WHAT THE TASK REQUIRES: The data below should be printed in full, exactly, and without any of its images.

Data items:
>> START

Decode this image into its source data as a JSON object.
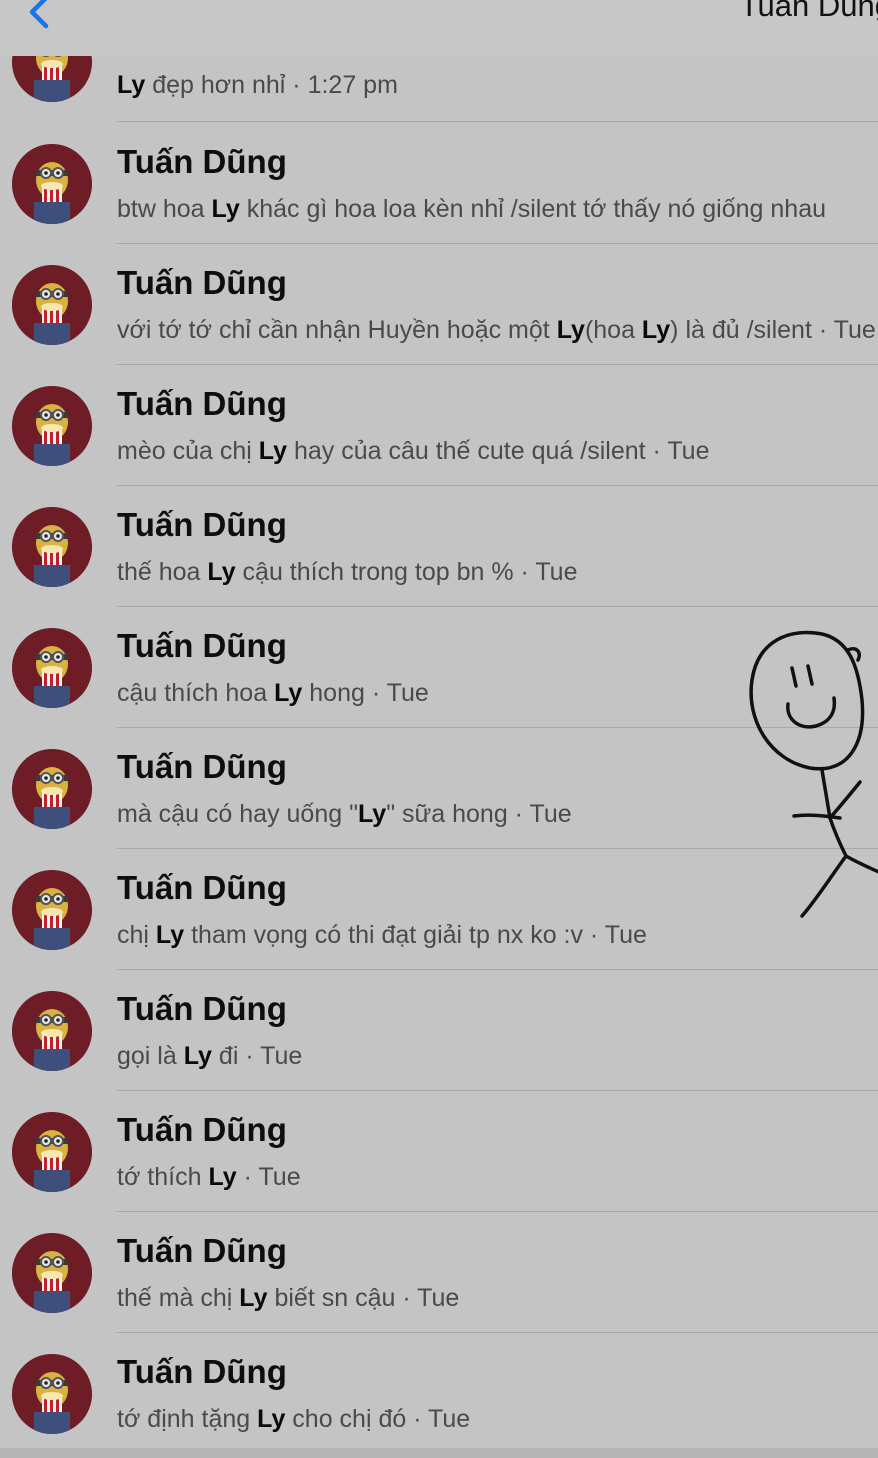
{
  "header": {
    "title": "Tuấn Dũng",
    "back_icon": "chevron-left-icon",
    "accent_color": "#1a73e8"
  },
  "first_row": {
    "term": "Ly",
    "rest": " đẹp hơn nhỉ · 1:27 pm"
  },
  "results": [
    {
      "name": "Tuấn Dũng",
      "parts": [
        "btw hoa ",
        "Ly",
        " khác gì hoa loa kèn nhỉ /silent  tớ thấy nó giống nhau"
      ]
    },
    {
      "name": "Tuấn Dũng",
      "parts": [
        "với tớ tớ chỉ cần nhận Huyền hoặc một ",
        "Ly",
        "(hoa ",
        "Ly",
        ") là đủ /silent · Tue"
      ]
    },
    {
      "name": "Tuấn Dũng",
      "parts": [
        "mèo của chị ",
        "Ly",
        " hay của câu thế cute quá /silent · Tue"
      ]
    },
    {
      "name": "Tuấn Dũng",
      "parts": [
        "thế hoa ",
        "Ly",
        " cậu thích trong top bn % · Tue"
      ]
    },
    {
      "name": "Tuấn Dũng",
      "parts": [
        "cậu thích hoa ",
        "Ly",
        " hong · Tue"
      ]
    },
    {
      "name": "Tuấn Dũng",
      "parts": [
        "mà cậu có hay uống \"",
        "Ly",
        "\" sữa hong · Tue"
      ]
    },
    {
      "name": "Tuấn Dũng",
      "parts": [
        "chị ",
        "Ly",
        " tham vọng có thi đạt giải tp nx ko :v · Tue"
      ]
    },
    {
      "name": "Tuấn Dũng",
      "parts": [
        "gọi là ",
        "Ly",
        " đi · Tue"
      ]
    },
    {
      "name": "Tuấn Dũng",
      "parts": [
        "tớ thích ",
        "Ly",
        " · Tue"
      ]
    },
    {
      "name": "Tuấn Dũng",
      "parts": [
        "thế mà chị ",
        "Ly",
        " biết sn cậu · Tue"
      ]
    },
    {
      "name": "Tuấn Dũng",
      "parts": [
        "tớ định tặng ",
        "Ly",
        " cho chị đó · Tue"
      ]
    }
  ],
  "avatar_icon": "minion-popcorn-avatar-icon",
  "doodle_icon": "smiley-stick-figure-icon"
}
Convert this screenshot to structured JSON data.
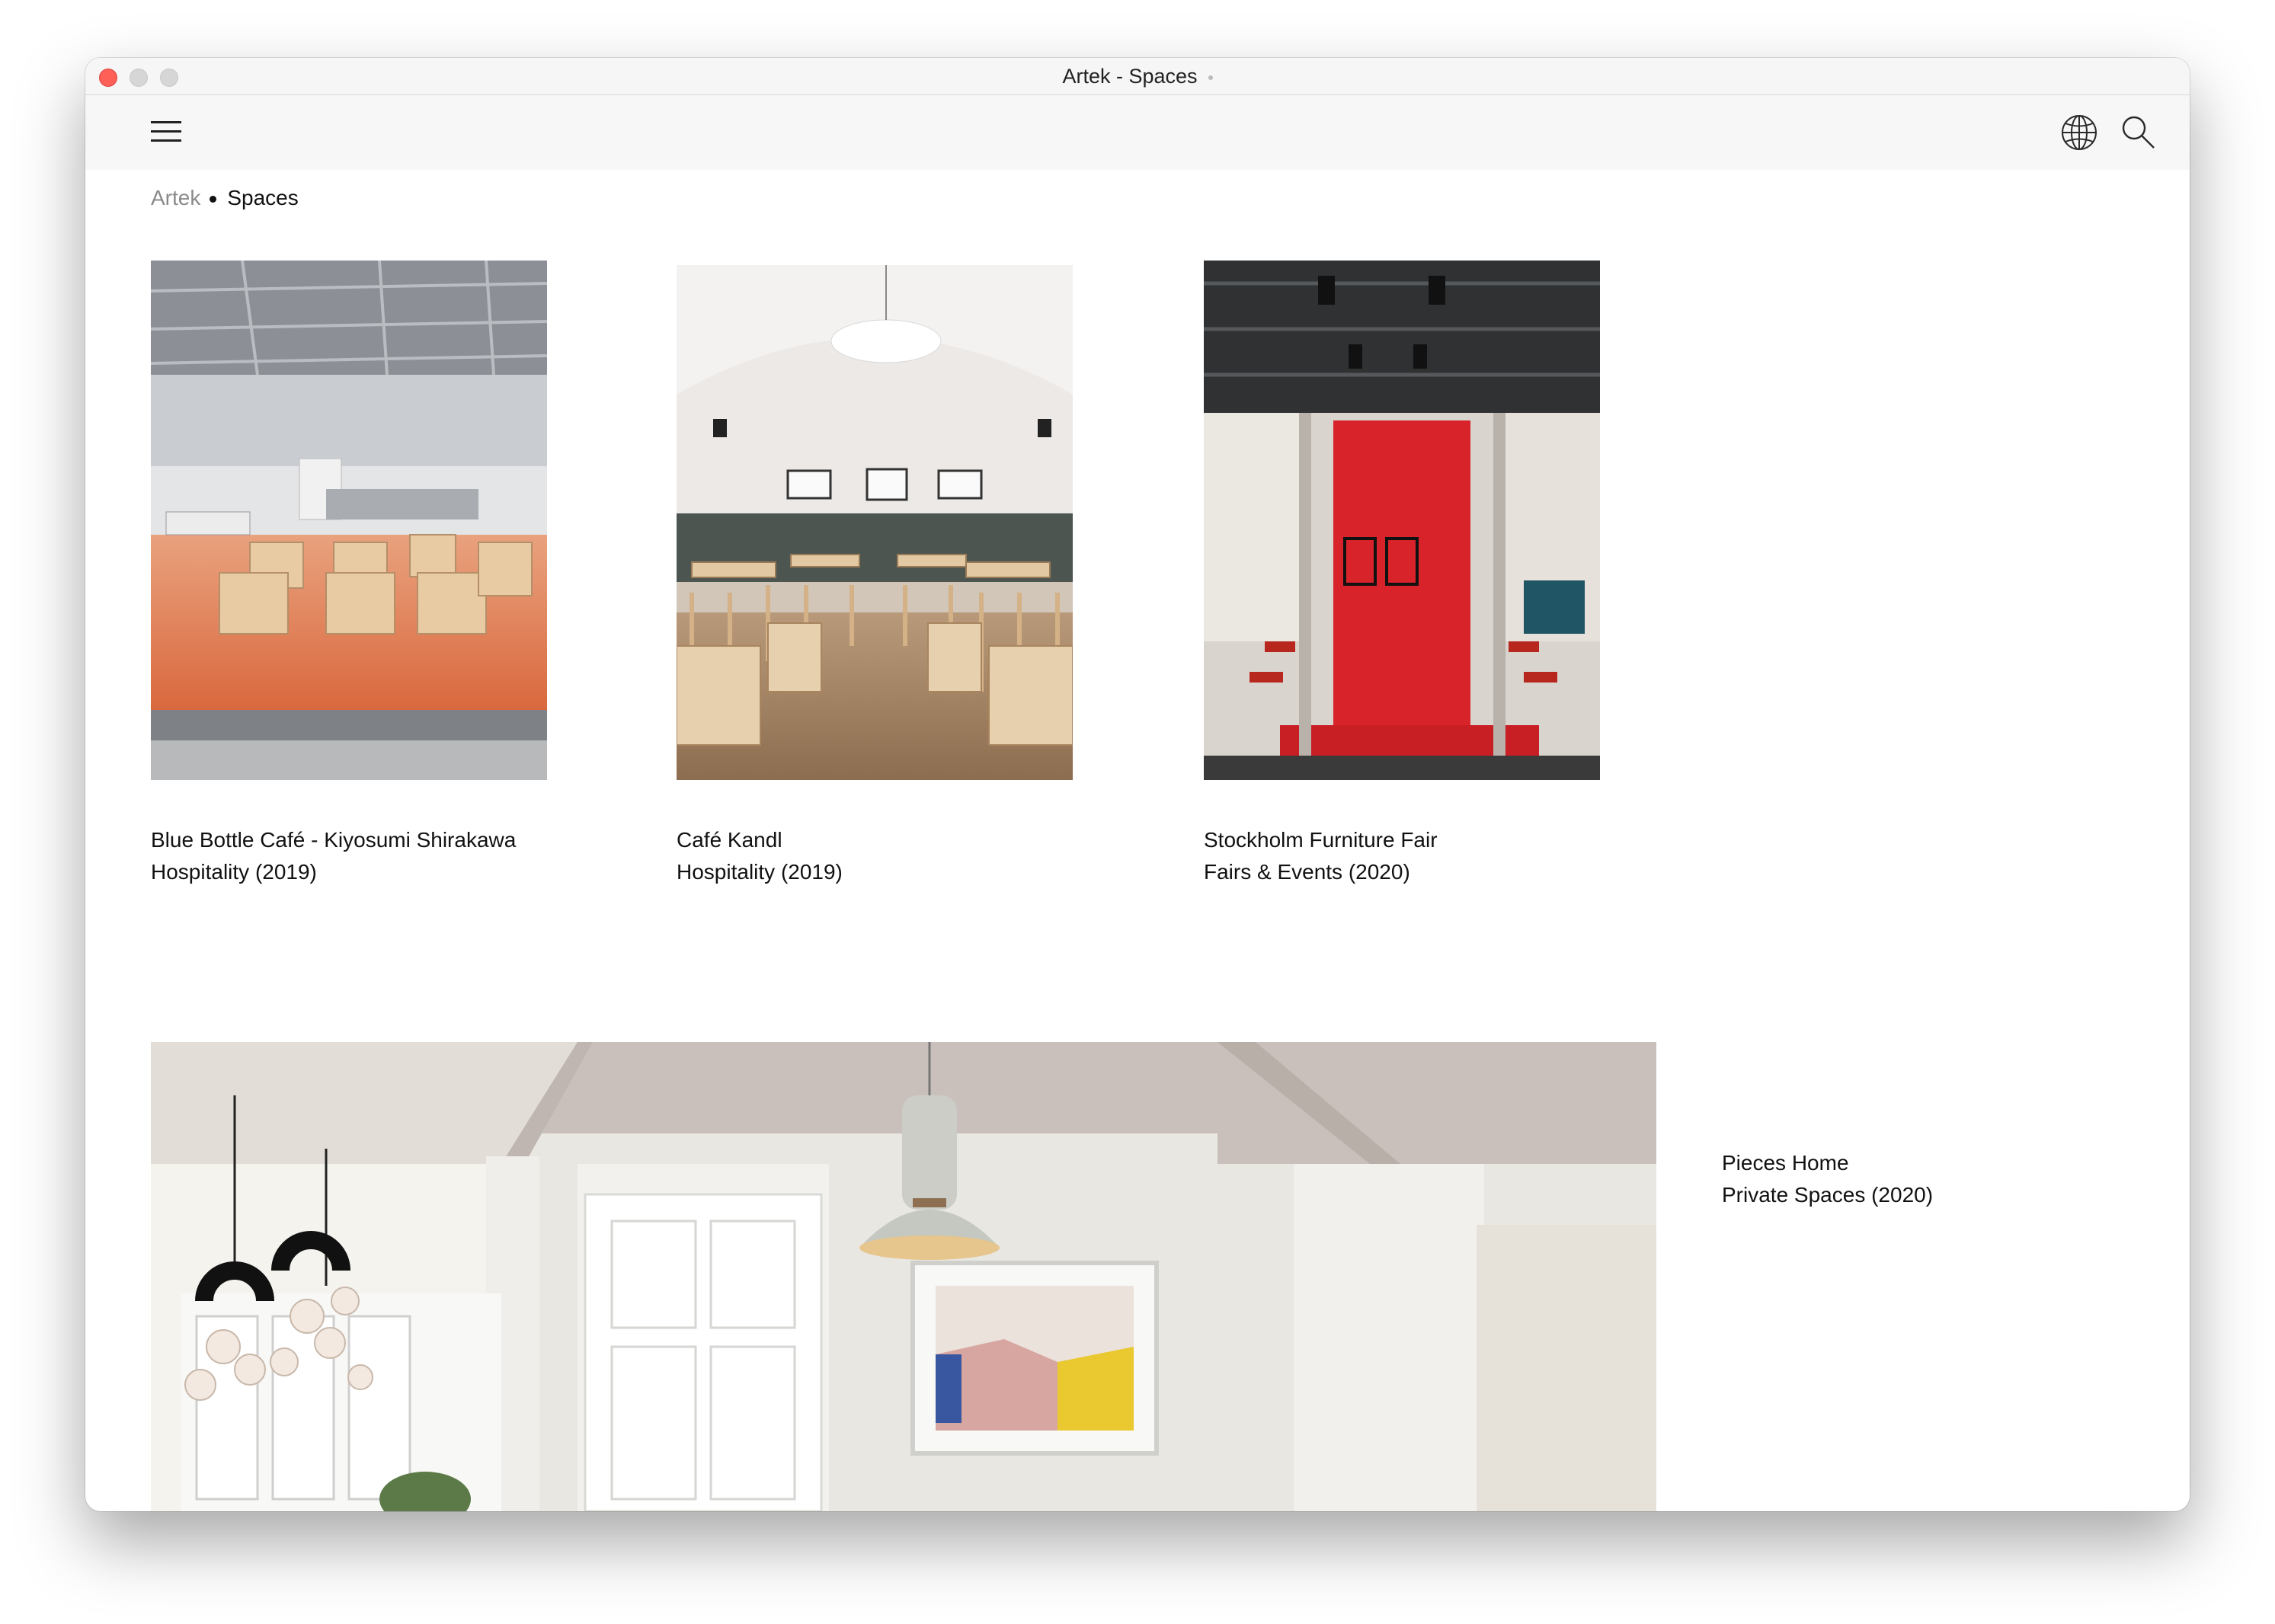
{
  "window": {
    "title": "Artek - Spaces"
  },
  "header": {
    "menu_icon": "hamburger-menu-icon",
    "language_icon": "globe-icon",
    "search_icon": "search-icon"
  },
  "breadcrumb": {
    "items": [
      "Artek",
      "Spaces"
    ]
  },
  "spaces": [
    {
      "name": "Blue Bottle Café - Kiyosumi Shirakawa",
      "meta": "Hospitality (2019)"
    },
    {
      "name": "Café Kandl",
      "meta": "Hospitality (2019)"
    },
    {
      "name": "Stockholm Furniture Fair",
      "meta": "Fairs & Events (2020)"
    },
    {
      "name": "Pieces Home",
      "meta": "Private Spaces (2020)"
    }
  ],
  "colors": {
    "close_button": "#fe5f57",
    "header_bg": "#f7f7f7",
    "text": "#111111",
    "muted": "#8a8a8a"
  }
}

>> END

SOLUTION BELOW:
Decode this image into its source data as a JSON object.
{
  "header": {
    "title": "Tuấn Dũng",
    "back_icon": "chevron-left-icon",
    "accent_color": "#1a73e8"
  },
  "first_row": {
    "term": "Ly",
    "rest": " đẹp hơn nhỉ · 1:27 pm"
  },
  "results": [
    {
      "name": "Tuấn Dũng",
      "parts": [
        "btw hoa ",
        "Ly",
        " khác gì hoa loa kèn nhỉ /silent  tớ thấy nó giống nhau"
      ]
    },
    {
      "name": "Tuấn Dũng",
      "parts": [
        "với tớ tớ chỉ cần nhận Huyền hoặc một ",
        "Ly",
        "(hoa ",
        "Ly",
        ") là đủ /silent · Tue"
      ]
    },
    {
      "name": "Tuấn Dũng",
      "parts": [
        "mèo của chị ",
        "Ly",
        " hay của câu thế cute quá /silent · Tue"
      ]
    },
    {
      "name": "Tuấn Dũng",
      "parts": [
        "thế hoa ",
        "Ly",
        " cậu thích trong top bn % · Tue"
      ]
    },
    {
      "name": "Tuấn Dũng",
      "parts": [
        "cậu thích hoa ",
        "Ly",
        " hong · Tue"
      ]
    },
    {
      "name": "Tuấn Dũng",
      "parts": [
        "mà cậu có hay uống \"",
        "Ly",
        "\" sữa hong · Tue"
      ]
    },
    {
      "name": "Tuấn Dũng",
      "parts": [
        "chị ",
        "Ly",
        " tham vọng có thi đạt giải tp nx ko :v · Tue"
      ]
    },
    {
      "name": "Tuấn Dũng",
      "parts": [
        "gọi là ",
        "Ly",
        " đi · Tue"
      ]
    },
    {
      "name": "Tuấn Dũng",
      "parts": [
        "tớ thích ",
        "Ly",
        " · Tue"
      ]
    },
    {
      "name": "Tuấn Dũng",
      "parts": [
        "thế mà chị ",
        "Ly",
        " biết sn cậu · Tue"
      ]
    },
    {
      "name": "Tuấn Dũng",
      "parts": [
        "tớ định tặng ",
        "Ly",
        " cho chị đó · Tue"
      ]
    }
  ],
  "avatar_icon": "minion-popcorn-avatar-icon",
  "doodle_icon": "smiley-stick-figure-icon"
}
Convert this screenshot to structured JSON data.
{
  "window": {
    "title": "Artek - Spaces"
  },
  "header": {
    "menu_icon": "hamburger-menu-icon",
    "language_icon": "globe-icon",
    "search_icon": "search-icon"
  },
  "breadcrumb": {
    "items": [
      "Artek",
      "Spaces"
    ]
  },
  "spaces": [
    {
      "name": "Blue Bottle Café - Kiyosumi Shirakawa",
      "meta": "Hospitality (2019)"
    },
    {
      "name": "Café Kandl",
      "meta": "Hospitality (2019)"
    },
    {
      "name": "Stockholm Furniture Fair",
      "meta": "Fairs & Events (2020)"
    },
    {
      "name": "Pieces Home",
      "meta": "Private Spaces (2020)"
    }
  ],
  "colors": {
    "close_button": "#fe5f57",
    "header_bg": "#f7f7f7",
    "text": "#111111",
    "muted": "#8a8a8a"
  }
}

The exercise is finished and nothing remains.